TASK GOAL:
Which lines contain the string "text"? Please list every one of them.

- - - -

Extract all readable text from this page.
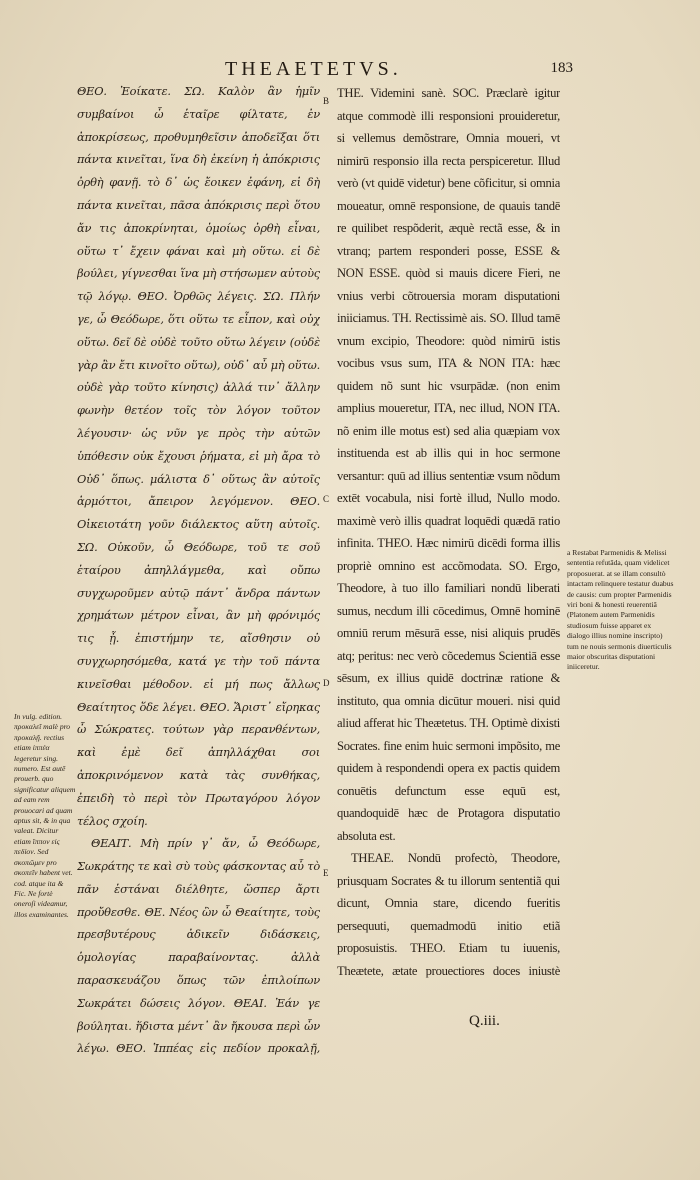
THEAETETVS.	183

ΘΕΟ. Ἐοίκατε. ΣΩ. Καλὸν ἂν ἡμῖν συμβαίνοι ὦ ἑταῖρε φίλτατε, ἐν ἀποκρίσεως, προθυμηθεῖσιν ἀποδεῖξαι ὅτι πάντα κινεῖται, ἵνα δὴ ἐκείνη ἡ ἀπόκρισις ὀρθὴ φανῇ. τὸ δ᾽ ὡς ἔοικεν ἐφάνη, εἰ δὴ πάντα κινεῖται, πᾶσα ἀπόκρισις περὶ ὅτου ἄν τις ἀποκρίνηται, ὁμοίως ὀρθὴ εἶναι, οὕτω τ᾽ ἔχειν φάναι καὶ μὴ οὕτω. εἰ δὲ βούλει, γίγνεσθαι ἵνα μὴ στήσωμεν αὐτοὺς τῷ λόγῳ. ΘΕΟ. Ὀρθῶς λέγεις. ΣΩ. Πλήν γε, ὦ Θεόδωρε, ὅτι οὕτω τε εἶπον, καὶ οὐχ οὕτω. δεῖ δὲ οὐδὲ τοῦτο οὕτω λέγειν (οὐδὲ γὰρ ἂν ἔτι κινοῖτο οὕτω), οὐδ᾽ αὖ μὴ οὕτω. οὐδὲ γὰρ τοῦτο κίνησις) ἀλλά τιν᾽ ἄλλην φωνὴν θετέον τοῖς τὸν λόγον τοῦτον λέγουσιν· ὡς νῦν γε πρὸς τὴν αὑτῶν ὑπόθεσιν οὐκ ἔχουσι ῥήματα, εἰ μὴ ἄρα τὸ Οὐδ᾽ ὅπως. μάλιστα δ᾽ οὕτως ἂν αὐτοῖς ἁρμόττοι, ἄπειρον λεγόμενον. ΘΕΟ. Οἰκειοτάτη γοῦν διάλεκτος αὕτη αὐτοῖς. ΣΩ. Οὐκοῦν, ὦ Θεόδωρε, τοῦ τε σοῦ ἑταίρου ἀπηλλάγμεθα, καὶ οὔπω συγχωροῦμεν αὐτῷ πάντ᾽ ἄνδρα πάντων χρημάτων μέτρον εἶναι, ἂν μὴ φρόνιμός τις ᾖ. ἐπιστήμην τε, αἴσθησιν οὐ συγχωρησόμεθα, κατά γε τὴν τοῦ πάντα κινεῖσθαι μέθοδον. εἰ μή πως ἄλλως Θεαίτητος ὅδε λέγει. ΘΕΟ. Ἄριστ᾽ εἴρηκας ὦ Σώκρατες. τούτων γὰρ περανθέντων, καὶ ἐμὲ δεῖ ἀπηλλάχθαι σοι ἀποκρινόμενον κατὰ τὰς συνθήκας, ἐπειδὴ τὸ περὶ τὸν Πρωταγόρου λόγον τέλος σχοίη.

ΘΕΑΙΤ. Μὴ πρίν γ᾽ ἄν, ὦ Θεόδωρε, Σωκράτης τε καὶ σὺ τοὺς φάσκοντας αὖ τὸ πᾶν ἑστάναι διέλθητε, ὥσπερ ἄρτι προὔθεσθε. ΘΕ. Νέος ὢν ὦ Θεαίτητε, τοὺς πρεσβυτέρους ἀδικεῖν διδάσκεις, ὁμολογίας παραβαίνοντας. ἀλλὰ παρασκευάζου ὅπως τῶν ἐπιλοίπων Σωκράτει δώσεις λόγον. ΘΕΑΙ. Ἐάν γε βούληται. ἥδιστα μέντ᾽ ἂν ἤκουσα περὶ ὧν λέγω. ΘΕΟ. Ἱππέας εἰς πεδίον προκαλῇ,

B
C
D
E

THE. Videmini sanè. SOC. Præclarè igitur atque commodè illi responsioni prouideretur, si vellemus demõstrare, Omnia moueri, vt nimirū responsio illa recta perspiceretur. Illud verò (vt quidē videtur) bene cõficitur, si omnia moueatur, omnē responsione, de quauis tandē re quilibet respõderit, æquè rectã esse, & in vtranq; partem responderi posse, ESSE & NON ESSE. quòd si mauis dicere Fieri, ne vnius verbi cõtrouersia moram disputationi iniiciamus. TH. Rectissimè ais. SO. Illud tamē vnum excipio, Theodore: quòd nimirū istis vocibus vsus sum, ITA & NON ITA: hæc quidem nõ sunt hic vsurpādæ. (non enim amplius moueretur, ITA, nec illud, NON ITA. nõ enim ille motus est) sed alia quæpiam vox instituenda est ab illis qui in hoc sermone versantur: quū ad illius sententiæ vsum nõdum extēt vocabula, nisi fortè illud, Nullo modo. maximè verò illis quadrat loquēdi quædā ratio infinita. THEO. Hæc nimirū dicēdi forma illis propriè omnino est accõmodata. SO. Ergo, Theodore, à tuo illo familiari nondū liberati sumus, necdum illi cōcedimus, Omnē hominē omniū rerum mēsurā esse, nisi aliquis prudēs atq; peritus: nec verò cõcedemus Scientiā esse sēsum, ex illius quidē doctrinæ ratione & instituto, qua omnia dicūtur moueri. nisi quid aliud afferat hic Theætetus. TH. Optimè dixisti Socrates. fine enim huic sermoni impõsito, me quidem à respondendi opera ex pactis quidem conuētis defunctum esse equū est, quandoquidē hæc de Protagora disputatio absoluta est.

THEAE. Nondū profectò, Theodore, priusquam Socrates & tu illorum sententiã qui dicunt, Omnia stare, dicendo fueritis persequuti, quemadmodū initio etiã proposuistis. THEO. Etiam tu iuuenis, Theætete, ætate prouectiores doces iniustè

In vulg. edition. προκαλεῖ malè pro προκαλῇ. rectius etiam ἱππέα legeretur sing. numero. Est autē prouerb. quo significatur aliquem ad eam rem prouocari ad quam aptus sit, & in qua valeat. Dicitur etiam ἵππον εἰς πεδίον. Sed σκοπῶμεν pro σκοπεῖν habent vet. cod. atque ita & Fic. Ne fortè oneroſi videamur, illos examinantes.
a Restabat Parmenidis & Melissi sententia refutāda, quam videlicet proposuerat. at se illam consultò intactam relinquere testatur duabus de causis: cum propter Parmenidis viri boni & honesti reuerentiã (Platonem autem Parmenidis studiosum fuisse apparet ex dialogo illius nomine inscripto) tum ne nouis sermonis diuerticulis maior obscuritas disputationi iniiceretur.
Q.iii.
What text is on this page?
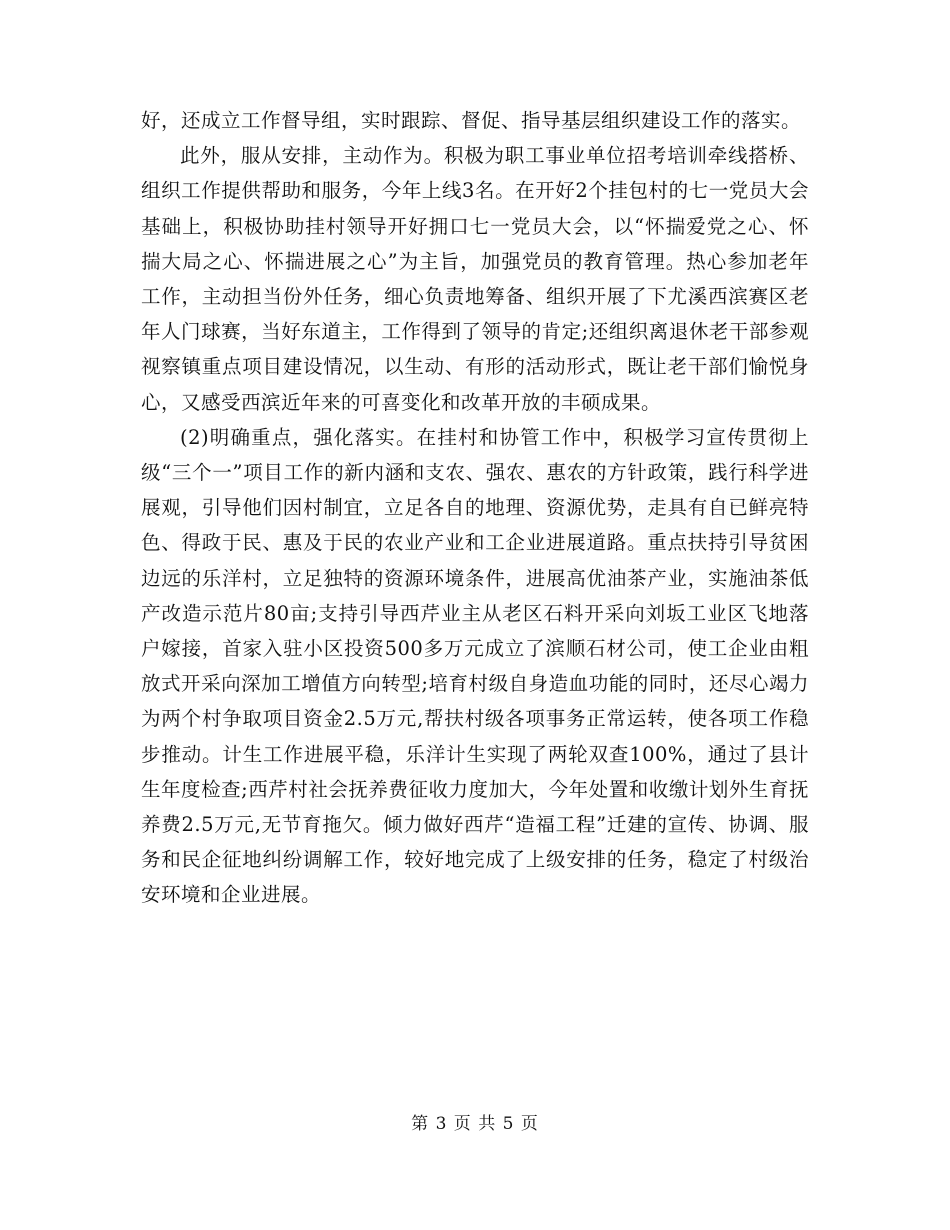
好，还成立工作督导组，实时跟踪、督促、指导基层组织建设工作的落实。

此外，服从安排，主动作为。积极为职工事业单位招考培训牵线搭桥、组织工作提供帮助和服务，今年上线3名。在开好2个挂包村的七一党员大会基础上，积极协助挂村领导开好拥口七一党员大会，以“怀揣爱党之心、怀揣大局之心、怀揣进展之心”为主旨，加强党员的教育管理。热心参加老年工作，主动担当份外任务，细心负责地筹备、组织开展了下尤溪西滨赛区老年人门球赛，当好东道主，工作得到了领导的肯定;还组织离退休老干部参观视察镇重点项目建设情况，以生动、有形的活动形式，既让老干部们愉悦身心，又感受西滨近年来的可喜变化和改革开放的丰硕成果。

(2)明确重点，强化落实。在挂村和协管工作中，积极学习宣传贯彻上级“三个一”项目工作的新内涵和支农、强农、惠农的方针政策，践行科学进展观，引导他们因村制宜，立足各自的地理、资源优势，走具有自已鲜亮特色、得政于民、惠及于民的农业产业和工企业进展道路。重点扶持引导贫困边远的乐洋村，立足独特的资源环境条件，进展高优油茶产业，实施油茶低产改造示范片80亩;支持引导西芹业主从老区石料开采向刘坂工业区飞地落户嫁接，首家入驻小区投资500多万元成立了滨顺石材公司，使工企业由粗放式开采向深加工增值方向转型;培育村级自身造血功能的同时，还尽心竭力为两个村争取项目资金2.5万元,帮扶村级各项事务正常运转，使各项工作稳步推动。计生工作进展平稳，乐洋计生实现了两轮双查100%，通过了县计生年度检查;西芹村社会抚养费征收力度加大，今年处置和收缴计划外生育抚养费2.5万元,无节育拖欠。倾力做好西芹“造福工程”迁建的宣传、协调、服务和民企征地纠纷调解工作，较好地完成了上级安排的任务，稳定了村级治安环境和企业进展。

第 3 页 共 5 页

- - - -

CORRECT RESPONSE:
Extract all readable text from this page.
What text is on this page?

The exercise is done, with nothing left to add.